» What the task asks
Select the lines below containing the word "Phasellus".

Dataset records:
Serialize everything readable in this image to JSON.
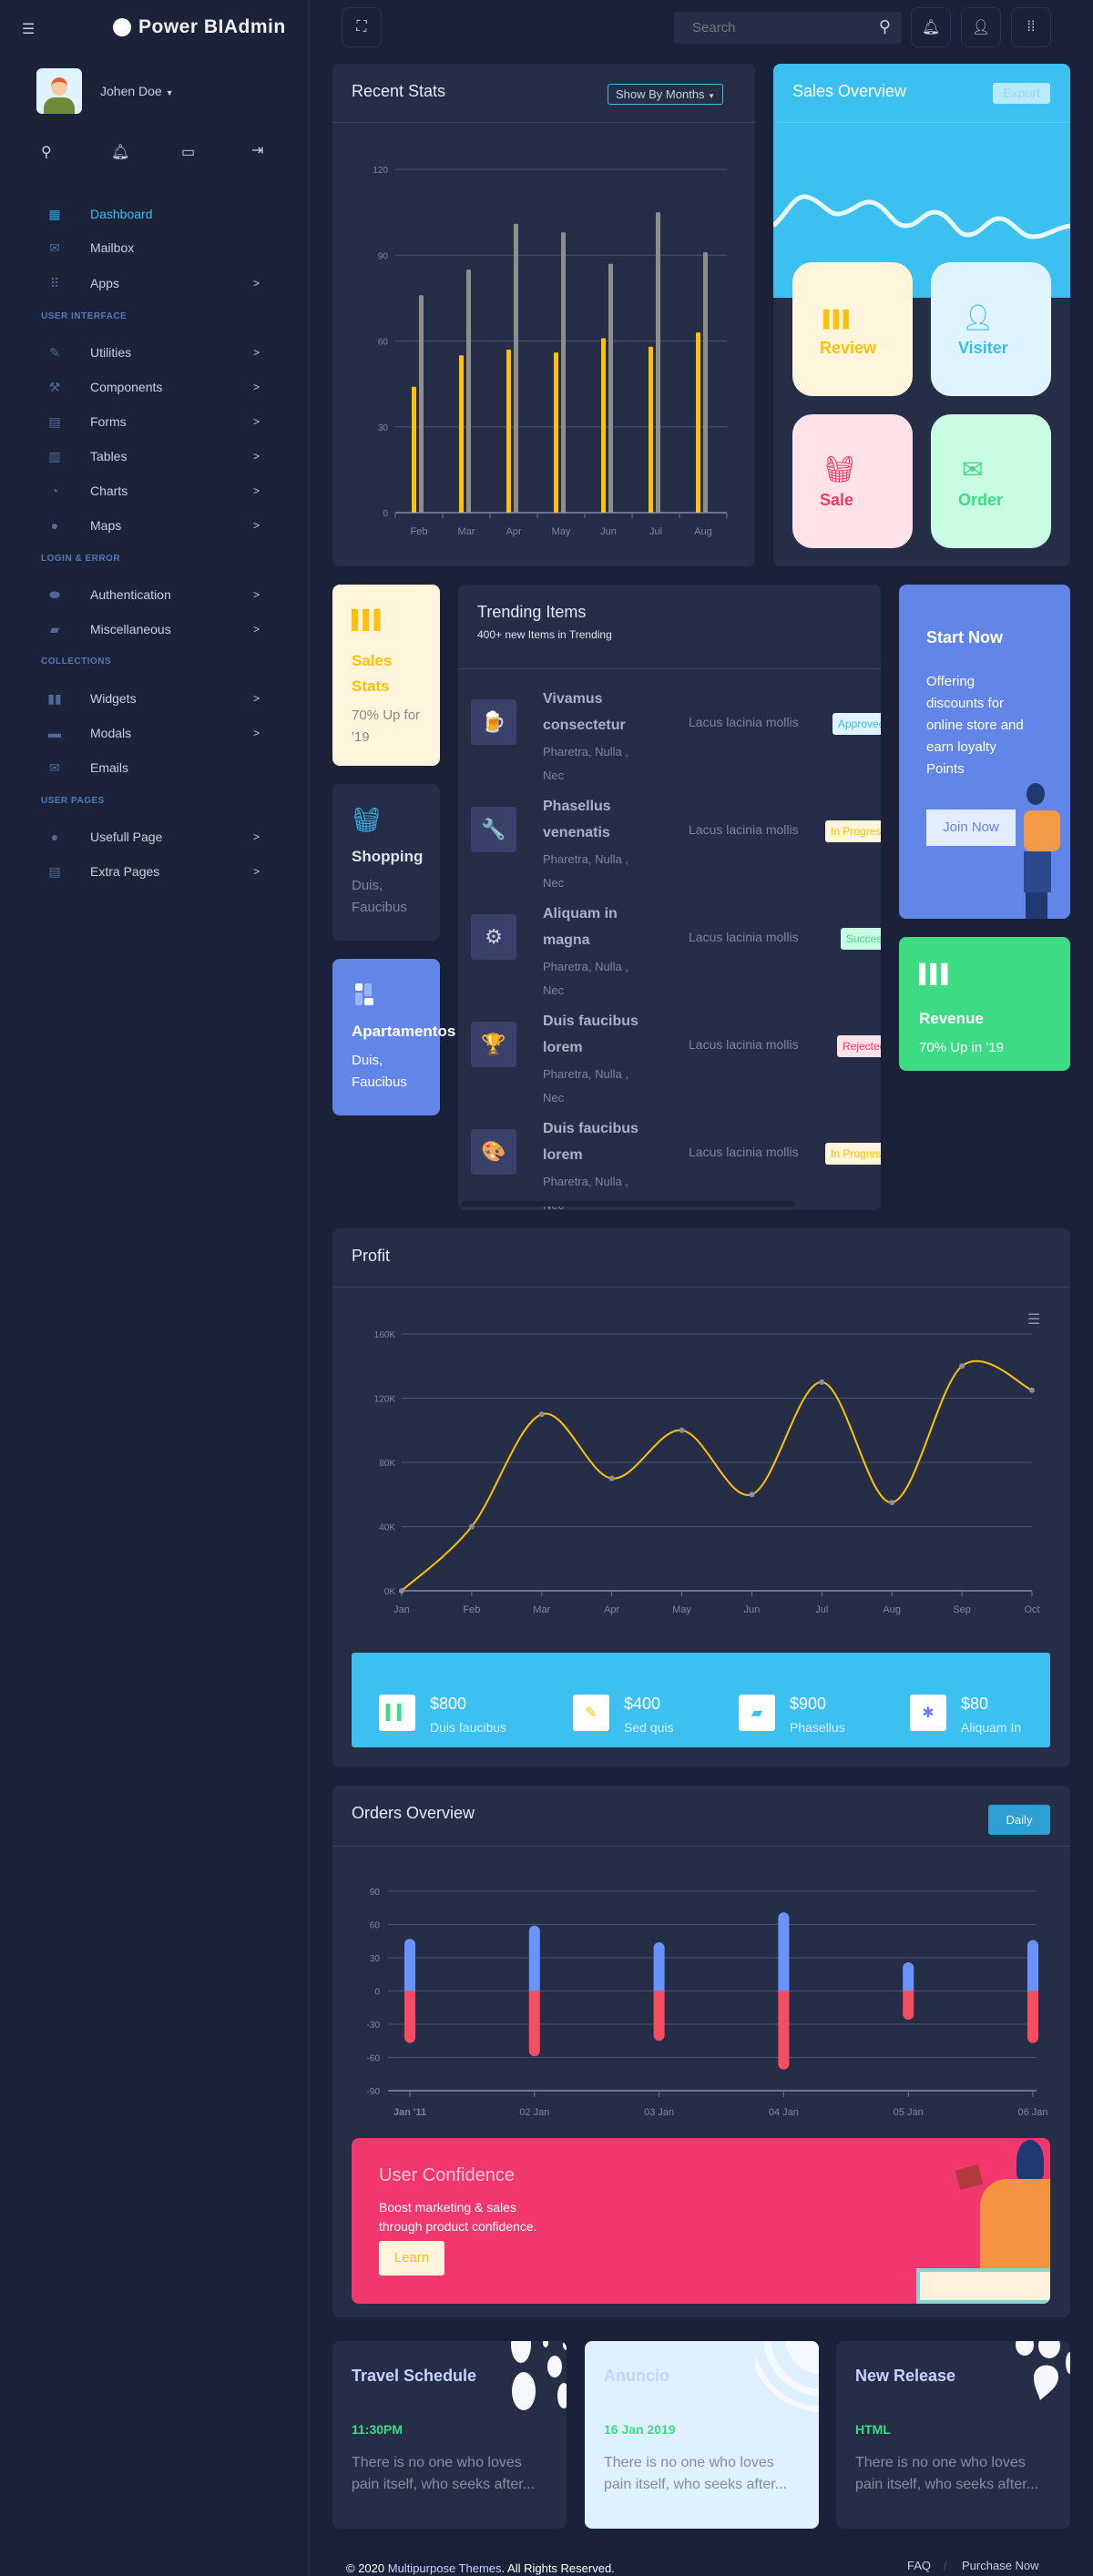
{
  "app": {
    "title": "Power BIAdmin"
  },
  "user": {
    "name": "Johen Doe"
  },
  "sidebar": {
    "items": [
      {
        "type": "item",
        "label": "Dashboard",
        "icon": "dashboard-icon",
        "glyph": "▦",
        "active": true,
        "chevron": false
      },
      {
        "type": "item",
        "label": "Mailbox",
        "icon": "mailbox-icon",
        "glyph": "✉",
        "chevron": false
      },
      {
        "type": "item",
        "label": "Apps",
        "icon": "apps-icon",
        "glyph": "⠿",
        "chevron": true
      },
      {
        "type": "section",
        "label": "USER INTERFACE"
      },
      {
        "type": "item",
        "label": "Utilities",
        "icon": "pencil-icon",
        "glyph": "✎",
        "chevron": true
      },
      {
        "type": "item",
        "label": "Components",
        "icon": "tools-icon",
        "glyph": "⚒",
        "chevron": true
      },
      {
        "type": "item",
        "label": "Forms",
        "icon": "form-icon",
        "glyph": "▤",
        "chevron": true
      },
      {
        "type": "item",
        "label": "Tables",
        "icon": "table-icon",
        "glyph": "▥",
        "chevron": true
      },
      {
        "type": "item",
        "label": "Charts",
        "icon": "pie-chart-icon",
        "glyph": "◔",
        "chevron": true
      },
      {
        "type": "item",
        "label": "Maps",
        "icon": "map-pin-icon",
        "glyph": "●",
        "chevron": true
      },
      {
        "type": "section",
        "label": "LOGIN & ERROR"
      },
      {
        "type": "item",
        "label": "Authentication",
        "icon": "lock-icon",
        "glyph": "⬬",
        "chevron": true
      },
      {
        "type": "item",
        "label": "Miscellaneous",
        "icon": "misc-icon",
        "glyph": "▰",
        "chevron": true
      },
      {
        "type": "section",
        "label": "COLLECTIONS"
      },
      {
        "type": "item",
        "label": "Widgets",
        "icon": "widgets-icon",
        "glyph": "▮▮",
        "chevron": true
      },
      {
        "type": "item",
        "label": "Modals",
        "icon": "modal-icon",
        "glyph": "▬",
        "chevron": true
      },
      {
        "type": "item",
        "label": "Emails",
        "icon": "email-icon",
        "glyph": "✉",
        "chevron": false
      },
      {
        "type": "section",
        "label": "USER PAGES"
      },
      {
        "type": "item",
        "label": "Usefull Page",
        "icon": "user-icon",
        "glyph": "●",
        "chevron": true
      },
      {
        "type": "item",
        "label": "Extra Pages",
        "icon": "clipboard-icon",
        "glyph": "▤",
        "chevron": true
      }
    ],
    "chevron": ">"
  },
  "topbar": {
    "search_placeholder": "Search"
  },
  "recent_stats": {
    "title": "Recent Stats",
    "dropdown": "Show By Months"
  },
  "sales_overview": {
    "title": "Sales Overview",
    "export": "Export",
    "tiles": [
      {
        "label": "Review",
        "color": "#ffc107",
        "bg": "#fff5dc",
        "glyph": "▌▌▌"
      },
      {
        "label": "Visiter",
        "color": "#3cbcf0",
        "bg": "#dff4ff",
        "glyph": "👤"
      },
      {
        "label": "Sale",
        "color": "#f0386b",
        "bg": "#ffe2e7",
        "glyph": "🧺"
      },
      {
        "label": "Order",
        "color": "#3ddc84",
        "bg": "#c9fde3",
        "glyph": "✉"
      }
    ]
  },
  "mini_cards": [
    {
      "title": "Sales Stats",
      "sub": "70% Up for '19"
    },
    {
      "title": "Shopping",
      "sub": "Duis, Faucibus"
    },
    {
      "title": "Apartamentos",
      "sub": "Duis, Faucibus"
    }
  ],
  "trending": {
    "title": "Trending Items",
    "subtitle": "400+ new Items in Trending",
    "rows": [
      {
        "title": "Vivamus consectetur",
        "sub": "Pharetra, Nulla , Nec",
        "mid": "Lacus lacinia mollis",
        "badge": "Approved",
        "icon": "beer-icon",
        "glyph": "🍺",
        "bc": "#3cbcf0",
        "bb": "#dff4ff"
      },
      {
        "title": "Phasellus venenatis",
        "sub": "Pharetra, Nulla , Nec",
        "mid": "Lacus lacinia mollis",
        "badge": "In Progress",
        "icon": "gear-wrench-icon",
        "glyph": "🔧",
        "bc": "#ffc107",
        "bb": "#fff5dc"
      },
      {
        "title": "Aliquam in magna",
        "sub": "Pharetra, Nulla , Nec",
        "mid": "Lacus lacinia mollis",
        "badge": "Success",
        "icon": "gear-check-icon",
        "glyph": "⚙",
        "bc": "#3ddc84",
        "bb": "#c9fde3"
      },
      {
        "title": "Duis faucibus lorem",
        "sub": "Pharetra, Nulla , Nec",
        "mid": "Lacus lacinia mollis",
        "badge": "Rejected",
        "icon": "trophy-icon",
        "glyph": "🏆",
        "bc": "#f0386b",
        "bb": "#ffe2e7"
      },
      {
        "title": "Duis faucibus lorem",
        "sub": "Pharetra, Nulla , Nec",
        "mid": "Lacus lacinia mollis",
        "badge": "In Progress",
        "icon": "palette-icon",
        "glyph": "🎨",
        "bc": "#ffc107",
        "bb": "#fff5dc"
      }
    ]
  },
  "start_now": {
    "title": "Start Now",
    "text": "Offering discounts for online store and earn loyalty Points",
    "button": "Join Now"
  },
  "revenue": {
    "title": "Revenue",
    "sub": "70% Up in '19"
  },
  "profit": {
    "title": "Profit",
    "stats": [
      {
        "value": "$800",
        "label": "Duis faucibus",
        "icon": "books-icon",
        "glyph": "▍▍",
        "c": "#3ddc84"
      },
      {
        "value": "$400",
        "label": "Sed quis",
        "icon": "note-pencil-icon",
        "glyph": "✎",
        "c": "#ffc107"
      },
      {
        "value": "$900",
        "label": "Phasellus",
        "icon": "folder-icon",
        "glyph": "▰",
        "c": "#3cbcf0"
      },
      {
        "value": "$80",
        "label": "Aliquam In",
        "icon": "puzzle-icon",
        "glyph": "✱",
        "c": "#6f7ef0"
      }
    ]
  },
  "orders": {
    "title": "Orders Overview",
    "button": "Daily"
  },
  "confidence": {
    "title": "User Confidence",
    "text1": "Boost marketing & sales",
    "text2": "through product confidence.",
    "button": "Learn"
  },
  "bottom_cards": [
    {
      "title": "Travel Schedule",
      "tag": "11:30PM",
      "text": "There is no one who loves pain itself, who seeks after..."
    },
    {
      "title": "Anuncio",
      "tag": "16 Jan 2019",
      "text": "There is no one who loves pain itself, who seeks after..."
    },
    {
      "title": "New Release",
      "tag": "HTML",
      "text": "There is no one who loves pain itself, who seeks after..."
    }
  ],
  "footer": {
    "copy": "© 2020",
    "brand": "Multipurpose Themes",
    "rights": ". All Rights Reserved.",
    "faq": "FAQ",
    "sep": "/",
    "purchase": "Purchase Now"
  },
  "chart_data": [
    {
      "type": "bar",
      "categories": [
        "Feb",
        "Mar",
        "Apr",
        "May",
        "Jun",
        "Jul",
        "Aug"
      ],
      "series": [
        {
          "values": [
            44,
            55,
            57,
            56,
            61,
            58,
            63
          ],
          "color": "#ffc107"
        },
        {
          "values": [
            76,
            85,
            101,
            98,
            87,
            105,
            91
          ],
          "color": "#8e8e8e"
        }
      ],
      "ylim": [
        0,
        120
      ],
      "yticks": [
        0,
        30,
        60,
        90,
        120
      ],
      "grid": true
    },
    {
      "type": "line",
      "categories": [
        "Jan",
        "Feb",
        "Mar",
        "Apr",
        "May",
        "Jun",
        "Jul",
        "Aug",
        "Sep",
        "Oct"
      ],
      "values": [
        0,
        40,
        110,
        70,
        100,
        60,
        130,
        55,
        140,
        125
      ],
      "ylim": [
        0,
        160
      ],
      "yticks": [
        "0K",
        "40K",
        "80K",
        "120K",
        "160K"
      ],
      "color": "#ffc107",
      "grid": true
    },
    {
      "type": "bar",
      "categories": [
        "Jan '11",
        "02 Jan",
        "03 Jan",
        "04 Jan",
        "05 Jan",
        "06 Jan"
      ],
      "series": [
        {
          "values": [
            42,
            54,
            39,
            66,
            21,
            41
          ],
          "color": "#6993ff"
        },
        {
          "values": [
            -42,
            -54,
            -40,
            -66,
            -21,
            -42
          ],
          "color": "#f64e60"
        }
      ],
      "ylim": [
        -90,
        90
      ],
      "yticks": [
        -90,
        -60,
        -30,
        0,
        30,
        60,
        90
      ],
      "stacked": true,
      "grid": true
    }
  ]
}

» Complete response
        "title": "Phasellus venenatis",
        "label": "Phasellus",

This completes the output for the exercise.